→ **AIM**
Wherever the string "ylabel" occurs in a line of these records, report that line.
***
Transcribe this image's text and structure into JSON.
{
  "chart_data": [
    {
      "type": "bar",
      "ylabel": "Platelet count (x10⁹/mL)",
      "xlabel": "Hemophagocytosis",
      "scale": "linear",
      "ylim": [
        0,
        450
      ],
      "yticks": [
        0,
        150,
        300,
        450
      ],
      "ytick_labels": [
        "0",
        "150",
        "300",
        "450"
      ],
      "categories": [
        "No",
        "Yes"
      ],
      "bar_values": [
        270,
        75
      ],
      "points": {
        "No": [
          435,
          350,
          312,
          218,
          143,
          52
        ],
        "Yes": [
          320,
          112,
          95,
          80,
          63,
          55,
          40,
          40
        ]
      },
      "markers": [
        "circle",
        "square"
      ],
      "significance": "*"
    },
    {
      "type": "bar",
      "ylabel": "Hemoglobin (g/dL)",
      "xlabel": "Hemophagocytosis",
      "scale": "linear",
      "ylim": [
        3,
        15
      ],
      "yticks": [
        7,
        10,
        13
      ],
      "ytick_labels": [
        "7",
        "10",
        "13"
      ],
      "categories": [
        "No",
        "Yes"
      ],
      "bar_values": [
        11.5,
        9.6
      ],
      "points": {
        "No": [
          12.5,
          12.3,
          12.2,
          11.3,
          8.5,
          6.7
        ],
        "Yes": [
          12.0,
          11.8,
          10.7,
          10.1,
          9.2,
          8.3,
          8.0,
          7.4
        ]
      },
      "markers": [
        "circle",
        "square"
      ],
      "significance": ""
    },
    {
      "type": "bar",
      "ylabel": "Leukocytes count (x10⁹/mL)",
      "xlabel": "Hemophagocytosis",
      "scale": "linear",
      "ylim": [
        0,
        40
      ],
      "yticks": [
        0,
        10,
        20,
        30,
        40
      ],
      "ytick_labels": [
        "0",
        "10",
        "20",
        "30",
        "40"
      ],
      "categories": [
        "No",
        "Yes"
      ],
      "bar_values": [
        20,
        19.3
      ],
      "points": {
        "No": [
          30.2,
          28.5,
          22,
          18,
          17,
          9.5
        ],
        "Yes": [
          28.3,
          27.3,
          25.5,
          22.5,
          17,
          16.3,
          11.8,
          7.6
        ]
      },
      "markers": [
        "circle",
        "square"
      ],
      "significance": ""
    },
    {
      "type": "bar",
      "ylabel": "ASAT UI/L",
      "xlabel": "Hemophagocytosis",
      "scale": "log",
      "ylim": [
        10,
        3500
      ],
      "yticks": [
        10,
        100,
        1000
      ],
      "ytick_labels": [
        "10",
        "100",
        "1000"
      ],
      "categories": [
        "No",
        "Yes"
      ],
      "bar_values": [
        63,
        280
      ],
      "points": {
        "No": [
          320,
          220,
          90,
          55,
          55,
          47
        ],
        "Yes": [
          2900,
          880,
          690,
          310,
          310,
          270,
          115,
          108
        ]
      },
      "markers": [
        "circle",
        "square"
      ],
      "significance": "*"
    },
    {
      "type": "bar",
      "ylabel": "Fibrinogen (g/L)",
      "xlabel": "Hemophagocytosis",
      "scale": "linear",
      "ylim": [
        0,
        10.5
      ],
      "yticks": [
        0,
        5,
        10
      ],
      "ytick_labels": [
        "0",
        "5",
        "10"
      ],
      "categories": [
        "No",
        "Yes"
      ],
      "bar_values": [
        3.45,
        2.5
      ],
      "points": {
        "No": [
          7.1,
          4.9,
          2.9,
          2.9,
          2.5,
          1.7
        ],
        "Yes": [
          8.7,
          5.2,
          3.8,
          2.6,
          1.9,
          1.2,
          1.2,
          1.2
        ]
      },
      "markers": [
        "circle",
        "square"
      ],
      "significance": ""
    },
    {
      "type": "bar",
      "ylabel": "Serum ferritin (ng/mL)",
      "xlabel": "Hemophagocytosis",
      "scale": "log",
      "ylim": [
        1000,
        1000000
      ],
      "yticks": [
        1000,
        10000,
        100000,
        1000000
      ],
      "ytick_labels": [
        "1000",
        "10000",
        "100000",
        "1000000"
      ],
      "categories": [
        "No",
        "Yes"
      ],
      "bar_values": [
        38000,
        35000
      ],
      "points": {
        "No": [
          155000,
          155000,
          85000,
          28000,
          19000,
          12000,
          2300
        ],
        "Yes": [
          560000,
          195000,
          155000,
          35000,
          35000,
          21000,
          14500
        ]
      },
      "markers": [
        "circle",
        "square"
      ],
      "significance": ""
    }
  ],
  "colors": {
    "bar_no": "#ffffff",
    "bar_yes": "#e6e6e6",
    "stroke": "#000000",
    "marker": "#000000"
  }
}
***
→ **ANSWER TO THIS PROBLEM**
      "ylabel": "Platelet count (x10⁹/mL)",
      "ylabel": "Hemoglobin (g/dL)",
      "ylabel": "Leukocytes count (x10⁹/mL)",
      "ylabel": "ASAT UI/L",
      "ylabel": "Fibrinogen (g/L)",
      "ylabel": "Serum ferritin (ng/mL)",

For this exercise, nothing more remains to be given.